Convergência do trabalho com Javier durante a oficina de #arthurscovino em #cuiaba
Convergência do trabalho com Javier Porporatto durante a oficina de #arthurscovino em #cuiaba

Explosões por todo o mundo, e os recentes ataques na França, mostram nossa obsoleta forma de convivência social moldada, por mentiras de história, pela dominação, colonização, racismo e outras maneiras – viris – dissimuladas – competitivas, de ser e pensar na eliminação da vida, da cultura ou do pensamento do outro. Hoje, vivemos a contemporaneidade, estamos naquela “nova era”, propagada nos anos 60/70, que se opunha à idéia de apocalipse – diferente do medo que impõe pelo fim do mundo, como a maioria supõe, a palavra “apocalipse” indica “revelação”; quando Deus revela o que ainda estava em segredo. Infelizmente este “novo mundo” é mais arriscado, em fissuras, fragmentado diante de tantas ausências que buscam, vorazes, referentes de pertencimentos identitários. Ainda não aprendemos a usar a rede – internet , assim como o ISIS – Estado Islâmico -está conseguindo no alistamento de jovens potentes em expressão artística. O cotidiano pede novas saídas, inovações sociais que acompanhem as tecnológicas, que reflitam no coração de todos os homens e, finalmente, no ambiente que promove a vida, nos espaços que vivemos, que transita entre o material e o imaterial.

Dados de análise de layout do documento:
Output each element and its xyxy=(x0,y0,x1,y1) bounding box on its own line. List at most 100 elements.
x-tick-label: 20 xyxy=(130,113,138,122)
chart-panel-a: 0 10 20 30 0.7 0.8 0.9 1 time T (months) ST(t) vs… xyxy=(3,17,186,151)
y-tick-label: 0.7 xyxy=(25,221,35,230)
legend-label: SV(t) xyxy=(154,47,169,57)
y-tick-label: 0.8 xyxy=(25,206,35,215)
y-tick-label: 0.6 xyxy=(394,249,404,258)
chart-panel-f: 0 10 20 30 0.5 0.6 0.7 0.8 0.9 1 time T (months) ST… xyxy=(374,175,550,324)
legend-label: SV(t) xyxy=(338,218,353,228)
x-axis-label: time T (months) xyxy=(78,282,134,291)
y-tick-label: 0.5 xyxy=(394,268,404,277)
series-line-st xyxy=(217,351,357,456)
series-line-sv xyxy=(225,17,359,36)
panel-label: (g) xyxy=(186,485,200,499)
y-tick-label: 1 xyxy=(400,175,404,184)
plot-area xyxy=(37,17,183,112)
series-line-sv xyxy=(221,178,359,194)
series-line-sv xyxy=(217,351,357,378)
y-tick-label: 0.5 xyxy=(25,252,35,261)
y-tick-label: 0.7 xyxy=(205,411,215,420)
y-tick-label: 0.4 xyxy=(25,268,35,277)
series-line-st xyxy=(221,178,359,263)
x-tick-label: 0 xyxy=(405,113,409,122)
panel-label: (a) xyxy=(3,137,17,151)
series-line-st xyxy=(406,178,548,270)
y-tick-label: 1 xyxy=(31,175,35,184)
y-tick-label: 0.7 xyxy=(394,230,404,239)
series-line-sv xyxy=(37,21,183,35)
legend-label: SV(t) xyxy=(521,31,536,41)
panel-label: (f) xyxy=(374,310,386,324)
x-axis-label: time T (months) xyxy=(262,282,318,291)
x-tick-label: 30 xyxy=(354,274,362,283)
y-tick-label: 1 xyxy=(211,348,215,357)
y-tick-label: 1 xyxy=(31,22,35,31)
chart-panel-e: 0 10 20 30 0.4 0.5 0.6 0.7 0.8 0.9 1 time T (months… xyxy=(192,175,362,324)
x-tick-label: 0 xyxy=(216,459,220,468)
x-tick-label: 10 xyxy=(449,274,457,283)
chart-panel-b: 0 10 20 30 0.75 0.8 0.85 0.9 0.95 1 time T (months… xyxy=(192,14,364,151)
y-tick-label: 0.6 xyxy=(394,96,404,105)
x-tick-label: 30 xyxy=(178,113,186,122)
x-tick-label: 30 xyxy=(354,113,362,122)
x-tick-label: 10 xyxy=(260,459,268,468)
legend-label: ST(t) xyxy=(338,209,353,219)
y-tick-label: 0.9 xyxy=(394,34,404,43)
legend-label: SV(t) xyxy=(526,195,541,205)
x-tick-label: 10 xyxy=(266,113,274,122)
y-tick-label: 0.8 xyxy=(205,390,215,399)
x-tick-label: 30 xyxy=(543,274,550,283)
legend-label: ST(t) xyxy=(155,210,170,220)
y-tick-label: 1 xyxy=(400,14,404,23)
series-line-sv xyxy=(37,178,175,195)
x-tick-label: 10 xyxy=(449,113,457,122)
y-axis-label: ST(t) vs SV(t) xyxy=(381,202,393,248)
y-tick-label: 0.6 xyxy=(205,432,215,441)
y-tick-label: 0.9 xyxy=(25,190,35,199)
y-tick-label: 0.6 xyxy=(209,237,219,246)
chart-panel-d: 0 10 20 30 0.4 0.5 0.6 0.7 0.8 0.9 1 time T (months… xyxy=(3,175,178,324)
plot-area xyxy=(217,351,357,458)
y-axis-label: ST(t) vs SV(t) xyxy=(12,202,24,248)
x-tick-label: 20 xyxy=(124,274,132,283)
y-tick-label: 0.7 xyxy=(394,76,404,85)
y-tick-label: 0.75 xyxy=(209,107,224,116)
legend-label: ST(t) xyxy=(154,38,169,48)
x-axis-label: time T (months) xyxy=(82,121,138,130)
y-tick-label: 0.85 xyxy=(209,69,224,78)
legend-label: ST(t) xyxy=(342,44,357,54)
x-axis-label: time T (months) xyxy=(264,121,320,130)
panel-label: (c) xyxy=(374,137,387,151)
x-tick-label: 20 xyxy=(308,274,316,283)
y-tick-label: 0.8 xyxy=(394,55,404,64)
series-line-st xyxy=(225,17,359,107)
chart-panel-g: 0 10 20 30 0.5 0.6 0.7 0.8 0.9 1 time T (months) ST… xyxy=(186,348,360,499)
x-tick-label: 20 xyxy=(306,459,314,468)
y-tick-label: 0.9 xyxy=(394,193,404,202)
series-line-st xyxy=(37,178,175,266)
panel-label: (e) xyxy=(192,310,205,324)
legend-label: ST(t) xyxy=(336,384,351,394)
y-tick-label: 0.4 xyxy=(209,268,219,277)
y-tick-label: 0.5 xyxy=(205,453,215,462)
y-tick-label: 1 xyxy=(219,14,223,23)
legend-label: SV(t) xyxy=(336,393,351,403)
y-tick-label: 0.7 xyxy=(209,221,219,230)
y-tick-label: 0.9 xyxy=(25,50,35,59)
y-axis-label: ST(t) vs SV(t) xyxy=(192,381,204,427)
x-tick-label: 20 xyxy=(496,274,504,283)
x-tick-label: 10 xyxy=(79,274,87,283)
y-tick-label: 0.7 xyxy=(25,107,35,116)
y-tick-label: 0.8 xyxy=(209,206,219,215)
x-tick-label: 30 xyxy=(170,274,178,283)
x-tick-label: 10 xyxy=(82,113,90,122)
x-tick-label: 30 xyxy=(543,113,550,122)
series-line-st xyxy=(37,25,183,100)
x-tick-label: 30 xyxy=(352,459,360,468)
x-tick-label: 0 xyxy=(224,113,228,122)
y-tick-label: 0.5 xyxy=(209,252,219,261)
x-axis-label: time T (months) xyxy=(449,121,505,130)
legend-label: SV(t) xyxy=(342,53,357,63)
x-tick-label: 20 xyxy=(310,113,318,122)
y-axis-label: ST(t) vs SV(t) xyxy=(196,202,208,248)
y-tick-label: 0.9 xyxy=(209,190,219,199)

# LISTA DE TAREFAS
(1) Diga se cada afirmação abaixo concorda com o trecho do documento, respondendo sim ou não e citando as palavras do trecho que decidem: (a) a palavra "apocalipse" indica "revelação"; (b) a "nova era" foi propagada nos anos 80; (c) já aprendemos a usar a rede.
(2) Liste tudo o que o trecho do documento nomeia depois de "moldada, por" e antes de "e outras maneiras" como aquilo que moldou nossa forma de convivência social.
(3) Segundo o trecho do documento, com quem foi a convergência do trabalho durante a oficina?

# RESPOSTAS POR ITEM
(1)
(a) Sim: "a palavra “apocalipse” indica “revelação”".
(b) Não: "propagada nos anos 60/70".
(c) Não: "Ainda não aprendemos a usar a rede".

(2) mentiras de história; dominação; colonização; racismo

(3) Com Javier Porporatto.